START DATASET RECORDS

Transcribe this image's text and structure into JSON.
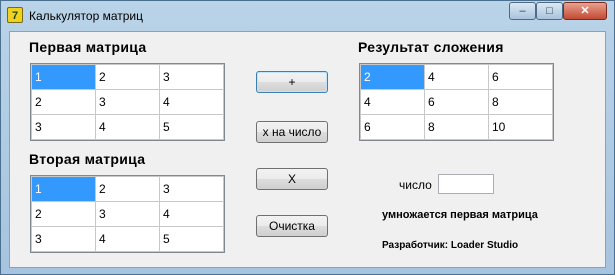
{
  "window": {
    "title": "Калькулятор матриц",
    "icon_glyph": "7",
    "controls": {
      "minimize": "‒",
      "maximize": "□",
      "close": "✕"
    }
  },
  "matrix1": {
    "title": "Первая матрица",
    "rows": [
      [
        "1",
        "2",
        "3"
      ],
      [
        "2",
        "3",
        "4"
      ],
      [
        "3",
        "4",
        "5"
      ]
    ]
  },
  "matrix2": {
    "title": "Вторая матрица",
    "rows": [
      [
        "1",
        "2",
        "3"
      ],
      [
        "2",
        "3",
        "4"
      ],
      [
        "3",
        "4",
        "5"
      ]
    ]
  },
  "result": {
    "title": "Результат сложения",
    "rows": [
      [
        "2",
        "4",
        "6"
      ],
      [
        "4",
        "6",
        "8"
      ],
      [
        "6",
        "8",
        "10"
      ]
    ]
  },
  "buttons": {
    "add": "+",
    "scalar": "х на число",
    "multiply": "Х",
    "clear": "Очистка"
  },
  "number": {
    "label": "число",
    "value": ""
  },
  "notes": {
    "multiply_note": "умножается первая матрица",
    "developer": "Разработчик: Loader Studio"
  }
}
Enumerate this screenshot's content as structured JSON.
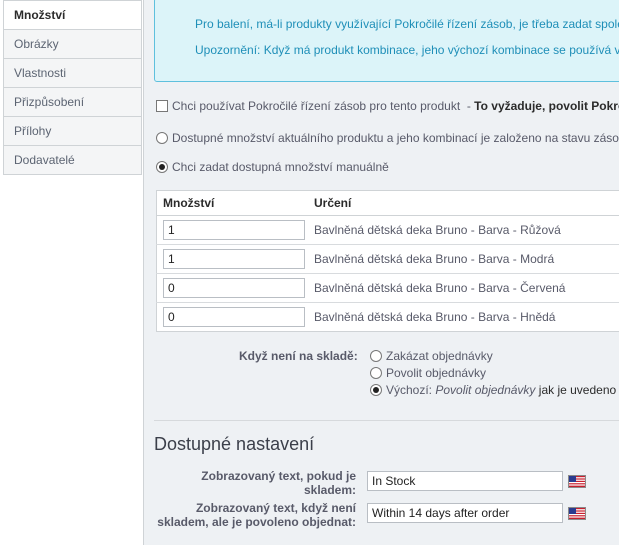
{
  "sidebar": {
    "items": [
      {
        "label": "Množství",
        "active": true
      },
      {
        "label": "Obrázky"
      },
      {
        "label": "Vlastnosti"
      },
      {
        "label": "Přizpůsobení"
      },
      {
        "label": "Přílohy"
      },
      {
        "label": "Dodavatelé"
      }
    ]
  },
  "info": {
    "line1": "Pro balení, má-li produkty využívající Pokročilé řízení zásob, je třeba zadat spole",
    "line2": "Upozornění: Když má produkt kombinace, jeho výchozí kombinace se používá v"
  },
  "options": {
    "advanced_stock": {
      "label": "Chci používat Pokročilé řízení zásob pro tento produkt",
      "suffix": "To vyžaduje, povolit Pokro"
    },
    "depends_on_stock": "Dostupné množství aktuálního produktu a jeho kombinací je založeno na stavu zásob",
    "manual": "Chci zadat dostupná množství manuálně"
  },
  "table": {
    "headers": {
      "qty": "Množství",
      "designation": "Určení"
    },
    "rows": [
      {
        "qty": "1",
        "designation": "Bavlněná dětská deka Bruno - Barva - Růžová"
      },
      {
        "qty": "1",
        "designation": "Bavlněná dětská deka Bruno - Barva - Modrá"
      },
      {
        "qty": "0",
        "designation": "Bavlněná dětská deka Bruno - Barva - Červená"
      },
      {
        "qty": "0",
        "designation": "Bavlněná dětská deka Bruno - Barva - Hnědá"
      }
    ]
  },
  "out_of_stock": {
    "label": "Když není na skladě:",
    "deny": "Zakázat objednávky",
    "allow": "Povolit objednávky",
    "default_prefix": "Výchozí:",
    "default_value": "Povolit objednávky",
    "default_suffix": "jak je uvedeno"
  },
  "availability": {
    "title": "Dostupné nastavení",
    "in_stock_label_1": "Zobrazovaný text, pokud je",
    "in_stock_label_2": "skladem:",
    "in_stock_value": "In Stock",
    "backorder_label_1": "Zobrazovaný text, když není",
    "backorder_label_2": "skladem, ale je povoleno objednat:",
    "backorder_value": "Within 14 days after order"
  },
  "colors": {
    "info_bg": "#dcf4f9",
    "info_border": "#5ec0dd",
    "info_text": "#1f8fb8"
  }
}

END DATASET RECORDS

* **GOAL**
Copy each line above where the string "Pokročilé" occurs.

* **EXPECTED OUTPUT**
    "line1": "Pro balení, má-li produkty využívající Pokročilé řízení zásob, je třeba zadat spole",
      "label": "Chci používat Pokročilé řízení zásob pro tento produkt",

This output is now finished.